__Requirements__
Gather up the lines that contain "Choose".

○ ○ ○ ○

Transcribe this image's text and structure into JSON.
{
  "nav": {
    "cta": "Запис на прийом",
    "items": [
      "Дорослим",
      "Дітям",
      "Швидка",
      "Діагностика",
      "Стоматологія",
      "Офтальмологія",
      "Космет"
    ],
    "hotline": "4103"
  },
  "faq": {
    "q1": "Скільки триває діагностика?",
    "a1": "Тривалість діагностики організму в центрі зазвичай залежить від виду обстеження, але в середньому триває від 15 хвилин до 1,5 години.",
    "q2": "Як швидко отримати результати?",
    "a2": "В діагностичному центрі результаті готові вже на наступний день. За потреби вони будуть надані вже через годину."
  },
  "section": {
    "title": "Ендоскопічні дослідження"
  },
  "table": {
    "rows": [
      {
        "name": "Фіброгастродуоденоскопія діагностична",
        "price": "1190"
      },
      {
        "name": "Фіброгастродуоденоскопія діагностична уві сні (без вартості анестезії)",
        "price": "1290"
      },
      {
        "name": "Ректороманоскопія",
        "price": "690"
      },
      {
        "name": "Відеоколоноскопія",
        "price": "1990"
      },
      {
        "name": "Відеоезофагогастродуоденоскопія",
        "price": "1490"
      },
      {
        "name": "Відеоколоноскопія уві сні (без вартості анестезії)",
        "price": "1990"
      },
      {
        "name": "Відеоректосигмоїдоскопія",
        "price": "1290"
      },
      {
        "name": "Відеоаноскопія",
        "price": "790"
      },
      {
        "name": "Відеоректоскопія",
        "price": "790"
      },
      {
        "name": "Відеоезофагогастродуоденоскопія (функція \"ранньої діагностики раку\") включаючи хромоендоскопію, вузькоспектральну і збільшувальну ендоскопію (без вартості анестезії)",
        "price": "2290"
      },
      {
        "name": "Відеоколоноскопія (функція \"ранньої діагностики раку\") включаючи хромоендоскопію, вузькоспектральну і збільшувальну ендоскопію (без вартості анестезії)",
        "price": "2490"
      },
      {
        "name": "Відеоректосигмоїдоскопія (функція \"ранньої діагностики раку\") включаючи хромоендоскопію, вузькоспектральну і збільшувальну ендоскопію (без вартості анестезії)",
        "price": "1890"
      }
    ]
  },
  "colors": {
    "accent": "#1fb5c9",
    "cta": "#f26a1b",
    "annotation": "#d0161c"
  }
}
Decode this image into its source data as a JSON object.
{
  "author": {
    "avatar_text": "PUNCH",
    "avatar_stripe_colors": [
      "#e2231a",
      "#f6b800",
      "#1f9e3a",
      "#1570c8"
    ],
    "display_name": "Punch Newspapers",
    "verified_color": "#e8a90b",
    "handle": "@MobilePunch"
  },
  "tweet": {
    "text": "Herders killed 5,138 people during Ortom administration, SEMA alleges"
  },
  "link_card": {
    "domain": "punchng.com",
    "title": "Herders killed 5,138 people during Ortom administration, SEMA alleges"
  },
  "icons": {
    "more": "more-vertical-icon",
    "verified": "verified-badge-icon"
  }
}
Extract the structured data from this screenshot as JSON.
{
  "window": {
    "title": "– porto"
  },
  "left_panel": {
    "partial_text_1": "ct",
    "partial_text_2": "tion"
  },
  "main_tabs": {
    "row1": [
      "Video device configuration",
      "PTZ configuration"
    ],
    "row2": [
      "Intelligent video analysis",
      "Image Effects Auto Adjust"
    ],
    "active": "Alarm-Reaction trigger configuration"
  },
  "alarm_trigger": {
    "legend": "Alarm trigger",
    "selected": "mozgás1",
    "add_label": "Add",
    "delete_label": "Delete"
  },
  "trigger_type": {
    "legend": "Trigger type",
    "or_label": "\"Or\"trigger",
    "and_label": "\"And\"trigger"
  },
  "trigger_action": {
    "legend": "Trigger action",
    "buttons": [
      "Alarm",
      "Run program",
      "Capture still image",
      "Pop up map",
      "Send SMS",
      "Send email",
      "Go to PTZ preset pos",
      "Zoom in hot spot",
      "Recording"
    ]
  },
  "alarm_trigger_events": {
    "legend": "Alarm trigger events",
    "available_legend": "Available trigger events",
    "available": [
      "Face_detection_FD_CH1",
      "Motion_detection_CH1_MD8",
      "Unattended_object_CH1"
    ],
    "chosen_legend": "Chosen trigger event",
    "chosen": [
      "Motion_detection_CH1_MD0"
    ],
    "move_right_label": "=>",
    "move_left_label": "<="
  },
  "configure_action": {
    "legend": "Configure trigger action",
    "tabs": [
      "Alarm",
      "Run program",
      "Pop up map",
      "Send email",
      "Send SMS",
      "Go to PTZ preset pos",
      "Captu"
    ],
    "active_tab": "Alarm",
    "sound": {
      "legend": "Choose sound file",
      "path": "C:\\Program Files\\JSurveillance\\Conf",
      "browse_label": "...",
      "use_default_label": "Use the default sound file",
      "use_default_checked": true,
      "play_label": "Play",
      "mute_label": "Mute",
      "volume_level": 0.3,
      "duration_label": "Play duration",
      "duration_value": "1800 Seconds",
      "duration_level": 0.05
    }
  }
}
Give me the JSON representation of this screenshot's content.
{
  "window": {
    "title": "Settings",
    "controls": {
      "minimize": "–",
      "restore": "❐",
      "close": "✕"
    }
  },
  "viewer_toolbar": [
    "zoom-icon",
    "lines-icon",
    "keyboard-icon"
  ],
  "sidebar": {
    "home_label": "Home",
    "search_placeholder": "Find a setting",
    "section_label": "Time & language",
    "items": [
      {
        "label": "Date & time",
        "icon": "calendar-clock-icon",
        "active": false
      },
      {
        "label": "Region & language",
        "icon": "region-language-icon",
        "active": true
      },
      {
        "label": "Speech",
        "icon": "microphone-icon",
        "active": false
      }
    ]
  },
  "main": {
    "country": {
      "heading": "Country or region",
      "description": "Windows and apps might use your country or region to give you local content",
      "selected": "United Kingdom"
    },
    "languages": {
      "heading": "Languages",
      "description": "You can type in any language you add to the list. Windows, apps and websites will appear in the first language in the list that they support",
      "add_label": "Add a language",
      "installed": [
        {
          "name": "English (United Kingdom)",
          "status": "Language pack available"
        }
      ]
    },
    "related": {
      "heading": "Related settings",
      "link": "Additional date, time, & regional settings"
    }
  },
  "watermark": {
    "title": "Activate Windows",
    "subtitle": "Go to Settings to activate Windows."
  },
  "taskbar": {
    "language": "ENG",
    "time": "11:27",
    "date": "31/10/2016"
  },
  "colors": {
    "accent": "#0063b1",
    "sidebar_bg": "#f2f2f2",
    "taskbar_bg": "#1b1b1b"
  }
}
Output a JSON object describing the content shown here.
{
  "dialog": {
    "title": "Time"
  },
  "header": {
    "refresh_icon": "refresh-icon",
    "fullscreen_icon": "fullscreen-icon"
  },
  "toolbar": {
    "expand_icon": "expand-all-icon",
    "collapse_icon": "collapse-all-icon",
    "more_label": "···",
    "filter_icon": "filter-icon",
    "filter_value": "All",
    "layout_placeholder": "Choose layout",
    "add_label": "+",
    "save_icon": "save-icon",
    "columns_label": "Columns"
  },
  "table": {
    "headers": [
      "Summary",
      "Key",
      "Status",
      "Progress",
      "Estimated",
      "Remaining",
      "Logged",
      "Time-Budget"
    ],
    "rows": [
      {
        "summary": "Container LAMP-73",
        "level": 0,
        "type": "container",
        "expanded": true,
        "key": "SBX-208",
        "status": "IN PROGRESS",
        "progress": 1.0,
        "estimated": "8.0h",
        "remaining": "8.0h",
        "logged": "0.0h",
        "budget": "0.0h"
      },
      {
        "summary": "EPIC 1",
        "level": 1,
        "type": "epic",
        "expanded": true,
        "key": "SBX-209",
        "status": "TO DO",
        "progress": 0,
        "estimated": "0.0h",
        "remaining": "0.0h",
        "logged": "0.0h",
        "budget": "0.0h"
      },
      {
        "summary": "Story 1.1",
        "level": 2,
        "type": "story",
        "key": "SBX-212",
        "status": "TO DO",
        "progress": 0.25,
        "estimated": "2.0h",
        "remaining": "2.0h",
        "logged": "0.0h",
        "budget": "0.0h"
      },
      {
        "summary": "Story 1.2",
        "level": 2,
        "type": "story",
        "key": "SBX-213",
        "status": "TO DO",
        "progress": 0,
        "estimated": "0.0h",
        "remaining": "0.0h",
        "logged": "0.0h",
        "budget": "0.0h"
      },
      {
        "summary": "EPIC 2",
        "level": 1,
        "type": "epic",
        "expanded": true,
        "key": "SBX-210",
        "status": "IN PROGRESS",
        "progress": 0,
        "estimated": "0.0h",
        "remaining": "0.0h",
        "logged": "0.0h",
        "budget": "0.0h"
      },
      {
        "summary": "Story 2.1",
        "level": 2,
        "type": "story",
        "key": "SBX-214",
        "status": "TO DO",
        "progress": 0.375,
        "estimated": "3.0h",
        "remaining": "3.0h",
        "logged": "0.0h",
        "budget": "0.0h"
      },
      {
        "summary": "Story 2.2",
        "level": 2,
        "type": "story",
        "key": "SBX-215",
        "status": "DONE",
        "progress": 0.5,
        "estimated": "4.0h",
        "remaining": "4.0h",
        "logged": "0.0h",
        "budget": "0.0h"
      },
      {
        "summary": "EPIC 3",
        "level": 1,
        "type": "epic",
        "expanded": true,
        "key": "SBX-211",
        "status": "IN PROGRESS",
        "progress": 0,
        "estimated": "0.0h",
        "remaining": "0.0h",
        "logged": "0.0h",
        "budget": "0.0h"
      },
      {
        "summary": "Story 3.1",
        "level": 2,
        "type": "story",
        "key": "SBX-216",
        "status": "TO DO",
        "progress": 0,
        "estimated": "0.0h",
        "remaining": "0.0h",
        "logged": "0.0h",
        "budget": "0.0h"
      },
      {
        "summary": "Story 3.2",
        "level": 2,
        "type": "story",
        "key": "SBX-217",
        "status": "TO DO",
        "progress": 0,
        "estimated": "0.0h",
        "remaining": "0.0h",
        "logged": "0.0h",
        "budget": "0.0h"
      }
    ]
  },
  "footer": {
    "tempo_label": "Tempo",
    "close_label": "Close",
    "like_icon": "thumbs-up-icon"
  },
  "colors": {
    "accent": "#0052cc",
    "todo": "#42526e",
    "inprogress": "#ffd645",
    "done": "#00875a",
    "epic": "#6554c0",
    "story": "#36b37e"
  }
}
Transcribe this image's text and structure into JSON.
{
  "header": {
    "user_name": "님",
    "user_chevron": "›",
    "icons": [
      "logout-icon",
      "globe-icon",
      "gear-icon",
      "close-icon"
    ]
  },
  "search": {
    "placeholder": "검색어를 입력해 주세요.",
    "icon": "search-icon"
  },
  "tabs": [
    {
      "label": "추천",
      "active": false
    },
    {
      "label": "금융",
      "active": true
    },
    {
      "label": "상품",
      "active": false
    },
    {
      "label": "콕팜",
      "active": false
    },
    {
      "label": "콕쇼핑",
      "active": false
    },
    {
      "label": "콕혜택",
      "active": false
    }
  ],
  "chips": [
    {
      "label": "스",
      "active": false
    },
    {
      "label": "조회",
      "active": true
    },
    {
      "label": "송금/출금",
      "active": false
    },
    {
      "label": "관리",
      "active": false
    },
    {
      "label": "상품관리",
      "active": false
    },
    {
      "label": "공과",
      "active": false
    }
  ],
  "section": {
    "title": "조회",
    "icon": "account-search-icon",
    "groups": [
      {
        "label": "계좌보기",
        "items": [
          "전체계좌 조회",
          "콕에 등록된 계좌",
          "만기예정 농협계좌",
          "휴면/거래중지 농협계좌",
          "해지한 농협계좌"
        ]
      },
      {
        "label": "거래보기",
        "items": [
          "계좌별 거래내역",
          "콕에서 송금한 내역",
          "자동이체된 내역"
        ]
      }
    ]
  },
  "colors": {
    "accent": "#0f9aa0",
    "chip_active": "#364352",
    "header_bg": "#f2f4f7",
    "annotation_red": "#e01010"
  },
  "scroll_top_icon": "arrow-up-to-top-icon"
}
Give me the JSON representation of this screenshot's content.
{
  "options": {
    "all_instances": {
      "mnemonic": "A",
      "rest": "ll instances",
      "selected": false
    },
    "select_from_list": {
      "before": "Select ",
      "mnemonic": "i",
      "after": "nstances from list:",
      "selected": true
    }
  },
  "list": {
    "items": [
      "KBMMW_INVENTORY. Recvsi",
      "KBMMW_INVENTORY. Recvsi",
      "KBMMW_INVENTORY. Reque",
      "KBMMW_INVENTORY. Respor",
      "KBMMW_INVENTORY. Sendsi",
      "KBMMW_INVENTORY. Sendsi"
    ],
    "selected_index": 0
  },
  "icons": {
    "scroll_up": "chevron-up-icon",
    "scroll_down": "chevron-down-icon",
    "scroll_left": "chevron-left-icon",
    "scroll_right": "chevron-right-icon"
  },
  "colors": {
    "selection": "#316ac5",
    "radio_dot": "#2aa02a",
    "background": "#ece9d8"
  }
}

○ ○ ○ ○

__Written solution__
      "legend": "Choose sound file",
    "layout_placeholder": "Choose layout",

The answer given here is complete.